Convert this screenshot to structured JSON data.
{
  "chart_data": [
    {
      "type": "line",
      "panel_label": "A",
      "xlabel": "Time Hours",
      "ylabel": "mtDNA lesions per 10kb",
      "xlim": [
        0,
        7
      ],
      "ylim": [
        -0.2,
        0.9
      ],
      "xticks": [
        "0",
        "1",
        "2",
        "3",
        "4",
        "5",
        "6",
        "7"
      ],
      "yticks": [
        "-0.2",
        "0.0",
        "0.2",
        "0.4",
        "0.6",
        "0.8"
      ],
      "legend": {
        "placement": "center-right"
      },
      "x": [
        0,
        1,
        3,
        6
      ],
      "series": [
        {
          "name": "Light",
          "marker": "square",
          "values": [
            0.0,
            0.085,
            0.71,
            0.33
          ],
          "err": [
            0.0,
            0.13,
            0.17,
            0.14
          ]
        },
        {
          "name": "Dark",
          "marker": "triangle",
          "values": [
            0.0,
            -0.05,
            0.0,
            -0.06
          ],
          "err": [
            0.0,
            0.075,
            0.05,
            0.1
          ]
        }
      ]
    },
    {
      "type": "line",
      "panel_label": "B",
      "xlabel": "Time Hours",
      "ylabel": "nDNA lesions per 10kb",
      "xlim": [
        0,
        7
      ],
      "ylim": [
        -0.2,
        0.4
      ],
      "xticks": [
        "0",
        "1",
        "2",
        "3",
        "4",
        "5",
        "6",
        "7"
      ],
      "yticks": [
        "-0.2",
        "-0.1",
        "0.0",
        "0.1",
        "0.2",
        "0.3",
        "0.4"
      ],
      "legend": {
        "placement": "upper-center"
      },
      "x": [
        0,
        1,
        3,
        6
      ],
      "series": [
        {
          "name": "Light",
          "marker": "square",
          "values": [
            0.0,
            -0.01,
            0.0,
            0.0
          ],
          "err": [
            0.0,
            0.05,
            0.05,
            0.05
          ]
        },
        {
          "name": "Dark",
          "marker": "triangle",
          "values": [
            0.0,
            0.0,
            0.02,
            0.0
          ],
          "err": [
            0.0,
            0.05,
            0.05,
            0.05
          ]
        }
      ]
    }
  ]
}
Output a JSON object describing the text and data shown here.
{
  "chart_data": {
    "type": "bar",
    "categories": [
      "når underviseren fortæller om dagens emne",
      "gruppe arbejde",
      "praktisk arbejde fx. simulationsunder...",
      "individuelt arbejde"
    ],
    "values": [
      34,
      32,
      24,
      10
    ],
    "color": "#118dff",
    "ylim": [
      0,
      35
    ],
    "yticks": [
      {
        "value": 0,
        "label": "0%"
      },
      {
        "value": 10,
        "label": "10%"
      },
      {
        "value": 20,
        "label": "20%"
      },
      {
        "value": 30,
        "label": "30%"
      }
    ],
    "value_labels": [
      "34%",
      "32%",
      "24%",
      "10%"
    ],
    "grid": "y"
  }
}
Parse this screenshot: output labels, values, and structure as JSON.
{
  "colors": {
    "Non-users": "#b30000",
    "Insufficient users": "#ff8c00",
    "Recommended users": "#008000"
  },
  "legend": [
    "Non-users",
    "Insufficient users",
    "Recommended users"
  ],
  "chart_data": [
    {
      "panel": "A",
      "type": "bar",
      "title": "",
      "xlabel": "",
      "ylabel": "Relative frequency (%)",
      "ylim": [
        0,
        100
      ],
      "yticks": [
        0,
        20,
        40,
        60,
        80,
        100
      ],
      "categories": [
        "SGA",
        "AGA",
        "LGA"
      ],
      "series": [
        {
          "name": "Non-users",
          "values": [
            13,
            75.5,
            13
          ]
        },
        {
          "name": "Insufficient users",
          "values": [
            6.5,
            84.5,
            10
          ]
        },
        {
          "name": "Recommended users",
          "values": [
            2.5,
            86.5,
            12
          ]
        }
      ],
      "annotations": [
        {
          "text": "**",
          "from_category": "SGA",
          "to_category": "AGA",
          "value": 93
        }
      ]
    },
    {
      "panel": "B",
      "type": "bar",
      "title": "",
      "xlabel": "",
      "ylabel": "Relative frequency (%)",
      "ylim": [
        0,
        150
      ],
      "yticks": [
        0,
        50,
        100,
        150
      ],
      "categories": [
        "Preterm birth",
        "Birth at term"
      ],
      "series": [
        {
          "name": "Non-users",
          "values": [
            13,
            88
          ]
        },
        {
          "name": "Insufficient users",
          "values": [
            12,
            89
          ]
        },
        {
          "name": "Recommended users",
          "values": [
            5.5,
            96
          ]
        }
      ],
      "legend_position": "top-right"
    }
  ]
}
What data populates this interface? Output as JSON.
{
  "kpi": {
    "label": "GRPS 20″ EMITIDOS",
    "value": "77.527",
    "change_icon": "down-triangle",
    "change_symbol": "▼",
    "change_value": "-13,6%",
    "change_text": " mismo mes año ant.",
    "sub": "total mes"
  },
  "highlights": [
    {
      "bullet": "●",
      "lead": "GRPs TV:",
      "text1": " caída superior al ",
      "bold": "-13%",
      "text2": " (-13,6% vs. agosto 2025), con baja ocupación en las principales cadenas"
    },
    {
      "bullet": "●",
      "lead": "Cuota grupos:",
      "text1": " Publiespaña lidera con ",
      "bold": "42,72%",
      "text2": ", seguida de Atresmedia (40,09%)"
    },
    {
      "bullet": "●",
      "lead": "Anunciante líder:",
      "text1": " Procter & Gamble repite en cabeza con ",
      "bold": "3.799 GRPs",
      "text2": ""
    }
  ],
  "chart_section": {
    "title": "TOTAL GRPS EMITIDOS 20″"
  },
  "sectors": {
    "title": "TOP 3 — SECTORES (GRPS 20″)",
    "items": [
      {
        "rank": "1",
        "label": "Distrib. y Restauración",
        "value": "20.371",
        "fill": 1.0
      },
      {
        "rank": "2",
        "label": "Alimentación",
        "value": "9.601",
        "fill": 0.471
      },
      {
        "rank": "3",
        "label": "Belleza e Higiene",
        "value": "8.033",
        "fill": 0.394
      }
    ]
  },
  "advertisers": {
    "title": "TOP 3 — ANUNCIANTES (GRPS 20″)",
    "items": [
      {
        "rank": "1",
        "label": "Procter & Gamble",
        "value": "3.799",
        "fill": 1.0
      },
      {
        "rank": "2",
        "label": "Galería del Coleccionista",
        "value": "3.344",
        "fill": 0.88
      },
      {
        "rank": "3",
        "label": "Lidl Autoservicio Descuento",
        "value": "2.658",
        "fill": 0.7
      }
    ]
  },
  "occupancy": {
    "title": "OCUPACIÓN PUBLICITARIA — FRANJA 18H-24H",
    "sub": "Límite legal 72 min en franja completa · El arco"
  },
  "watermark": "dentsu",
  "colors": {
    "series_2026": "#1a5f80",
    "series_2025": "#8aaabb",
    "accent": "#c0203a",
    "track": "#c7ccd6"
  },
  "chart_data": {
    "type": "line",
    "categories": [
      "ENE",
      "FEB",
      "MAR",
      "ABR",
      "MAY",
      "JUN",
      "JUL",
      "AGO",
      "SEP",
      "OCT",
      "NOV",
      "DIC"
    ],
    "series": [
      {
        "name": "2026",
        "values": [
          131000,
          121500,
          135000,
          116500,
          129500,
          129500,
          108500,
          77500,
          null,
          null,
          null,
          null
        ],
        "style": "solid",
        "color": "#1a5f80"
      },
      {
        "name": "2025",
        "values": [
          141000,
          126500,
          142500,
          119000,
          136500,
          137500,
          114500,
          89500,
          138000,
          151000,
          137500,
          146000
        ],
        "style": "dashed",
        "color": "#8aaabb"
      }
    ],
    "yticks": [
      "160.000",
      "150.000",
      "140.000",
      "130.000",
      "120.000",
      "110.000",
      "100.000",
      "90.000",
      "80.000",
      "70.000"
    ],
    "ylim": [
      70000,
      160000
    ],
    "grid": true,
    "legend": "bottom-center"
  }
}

## [Task requirements]
Extract all of the data exactly as written.

## [Exercise output]
Convert this screenshot to structured JSON data.
{
  "chart_data": [
    {
      "type": "line",
      "panel_label": "A",
      "xlabel": "Time Hours",
      "ylabel": "mtDNA lesions per 10kb",
      "xlim": [
        0,
        7
      ],
      "ylim": [
        -0.2,
        0.9
      ],
      "xticks": [
        "0",
        "1",
        "2",
        "3",
        "4",
        "5",
        "6",
        "7"
      ],
      "yticks": [
        "-0.2",
        "0.0",
        "0.2",
        "0.4",
        "0.6",
        "0.8"
      ],
      "legend": {
        "placement": "center-right"
      },
      "x": [
        0,
        1,
        3,
        6
      ],
      "series": [
        {
          "name": "Light",
          "marker": "square",
          "values": [
            0.0,
            0.085,
            0.71,
            0.33
          ],
          "err": [
            0.0,
            0.13,
            0.17,
            0.14
          ]
        },
        {
          "name": "Dark",
          "marker": "triangle",
          "values": [
            0.0,
            -0.05,
            0.0,
            -0.06
          ],
          "err": [
            0.0,
            0.075,
            0.05,
            0.1
          ]
        }
      ]
    },
    {
      "type": "line",
      "panel_label": "B",
      "xlabel": "Time Hours",
      "ylabel": "nDNA lesions per 10kb",
      "xlim": [
        0,
        7
      ],
      "ylim": [
        -0.2,
        0.4
      ],
      "xticks": [
        "0",
        "1",
        "2",
        "3",
        "4",
        "5",
        "6",
        "7"
      ],
      "yticks": [
        "-0.2",
        "-0.1",
        "0.0",
        "0.1",
        "0.2",
        "0.3",
        "0.4"
      ],
      "legend": {
        "placement": "upper-center"
      },
      "x": [
        0,
        1,
        3,
        6
      ],
      "series": [
        {
          "name": "Light",
          "marker": "square",
          "values": [
            0.0,
            -0.01,
            0.0,
            0.0
          ],
          "err": [
            0.0,
            0.05,
            0.05,
            0.05
          ]
        },
        {
          "name": "Dark",
          "marker": "triangle",
          "values": [
            0.0,
            0.0,
            0.02,
            0.0
          ],
          "err": [
            0.0,
            0.05,
            0.05,
            0.05
          ]
        }
      ]
    }
  ]
}
Output a JSON object describing the text and data shown here.
{
  "chart_data": {
    "type": "bar",
    "categories": [
      "når underviseren fortæller om dagens emne",
      "gruppe arbejde",
      "praktisk arbejde fx. simulationsunder...",
      "individuelt arbejde"
    ],
    "values": [
      34,
      32,
      24,
      10
    ],
    "color": "#118dff",
    "ylim": [
      0,
      35
    ],
    "yticks": [
      {
        "value": 0,
        "label": "0%"
      },
      {
        "value": 10,
        "label": "10%"
      },
      {
        "value": 20,
        "label": "20%"
      },
      {
        "value": 30,
        "label": "30%"
      }
    ],
    "value_labels": [
      "34%",
      "32%",
      "24%",
      "10%"
    ],
    "grid": "y"
  }
}
Parse this screenshot: output labels, values, and structure as JSON.
{
  "colors": {
    "Non-users": "#b30000",
    "Insufficient users": "#ff8c00",
    "Recommended users": "#008000"
  },
  "legend": [
    "Non-users",
    "Insufficient users",
    "Recommended users"
  ],
  "chart_data": [
    {
      "panel": "A",
      "type": "bar",
      "title": "",
      "xlabel": "",
      "ylabel": "Relative frequency (%)",
      "ylim": [
        0,
        100
      ],
      "yticks": [
        0,
        20,
        40,
        60,
        80,
        100
      ],
      "categories": [
        "SGA",
        "AGA",
        "LGA"
      ],
      "series": [
        {
          "name": "Non-users",
          "values": [
            13,
            75.5,
            13
          ]
        },
        {
          "name": "Insufficient users",
          "values": [
            6.5,
            84.5,
            10
          ]
        },
        {
          "name": "Recommended users",
          "values": [
            2.5,
            86.5,
            12
          ]
        }
      ],
      "annotations": [
        {
          "text": "**",
          "from_category": "SGA",
          "to_category": "AGA",
          "value": 93
        }
      ]
    },
    {
      "panel": "B",
      "type": "bar",
      "title": "",
      "xlabel": "",
      "ylabel": "Relative frequency (%)",
      "ylim": [
        0,
        150
      ],
      "yticks": [
        0,
        50,
        100,
        150
      ],
      "categories": [
        "Preterm birth",
        "Birth at term"
      ],
      "series": [
        {
          "name": "Non-users",
          "values": [
            13,
            88
          ]
        },
        {
          "name": "Insufficient users",
          "values": [
            12,
            89
          ]
        },
        {
          "name": "Recommended users",
          "values": [
            5.5,
            96
          ]
        }
      ],
      "legend_position": "top-right"
    }
  ]
}
What data populates this interface? Output as JSON.
{
  "kpi": {
    "label": "GRPS 20″ EMITIDOS",
    "value": "77.527",
    "change_icon": "down-triangle",
    "change_symbol": "▼",
    "change_value": "-13,6%",
    "change_text": " mismo mes año ant.",
    "sub": "total mes"
  },
  "highlights": [
    {
      "bullet": "●",
      "lead": "GRPs TV:",
      "text1": " caída superior al ",
      "bold": "-13%",
      "text2": " (-13,6% vs. agosto 2025), con baja ocupación en las principales cadenas"
    },
    {
      "bullet": "●",
      "lead": "Cuota grupos:",
      "text1": " Publiespaña lidera con ",
      "bold": "42,72%",
      "text2": ", seguida de Atresmedia (40,09%)"
    },
    {
      "bullet": "●",
      "lead": "Anunciante líder:",
      "text1": " Procter & Gamble repite en cabeza con ",
      "bold": "3.799 GRPs",
      "text2": ""
    }
  ],
  "chart_section": {
    "title": "TOTAL GRPS EMITIDOS 20″"
  },
  "sectors": {
    "title": "TOP 3 — SECTORES (GRPS 20″)",
    "items": [
      {
        "rank": "1",
        "label": "Distrib. y Restauración",
        "value": "20.371",
        "fill": 1.0
      },
      {
        "rank": "2",
        "label": "Alimentación",
        "value": "9.601",
        "fill": 0.471
      },
      {
        "rank": "3",
        "label": "Belleza e Higiene",
        "value": "8.033",
        "fill": 0.394
      }
    ]
  },
  "advertisers": {
    "title": "TOP 3 — ANUNCIANTES (GRPS 20″)",
    "items": [
      {
        "rank": "1",
        "label": "Procter & Gamble",
        "value": "3.799",
        "fill": 1.0
      },
      {
        "rank": "2",
        "label": "Galería del Coleccionista",
        "value": "3.344",
        "fill": 0.88
      },
      {
        "rank": "3",
        "label": "Lidl Autoservicio Descuento",
        "value": "2.658",
        "fill": 0.7
      }
    ]
  },
  "occupancy": {
    "title": "OCUPACIÓN PUBLICITARIA — FRANJA 18H-24H",
    "sub": "Límite legal 72 min en franja completa · El arco"
  },
  "watermark": "dentsu",
  "colors": {
    "series_2026": "#1a5f80",
    "series_2025": "#8aaabb",
    "accent": "#c0203a",
    "track": "#c7ccd6"
  },
  "chart_data": {
    "type": "line",
    "categories": [
      "ENE",
      "FEB",
      "MAR",
      "ABR",
      "MAY",
      "JUN",
      "JUL",
      "AGO",
      "SEP",
      "OCT",
      "NOV",
      "DIC"
    ],
    "series": [
      {
        "name": "2026",
        "values": [
          131000,
          121500,
          135000,
          116500,
          129500,
          129500,
          108500,
          77500,
          null,
          null,
          null,
          null
        ],
        "style": "solid",
        "color": "#1a5f80"
      },
      {
        "name": "2025",
        "values": [
          141000,
          126500,
          142500,
          119000,
          136500,
          137500,
          114500,
          89500,
          138000,
          151000,
          137500,
          146000
        ],
        "style": "dashed",
        "color": "#8aaabb"
      }
    ],
    "yticks": [
      "160.000",
      "150.000",
      "140.000",
      "130.000",
      "120.000",
      "110.000",
      "100.000",
      "90.000",
      "80.000",
      "70.000"
    ],
    "ylim": [
      70000,
      160000
    ],
    "grid": true,
    "legend": "bottom-center"
  }
}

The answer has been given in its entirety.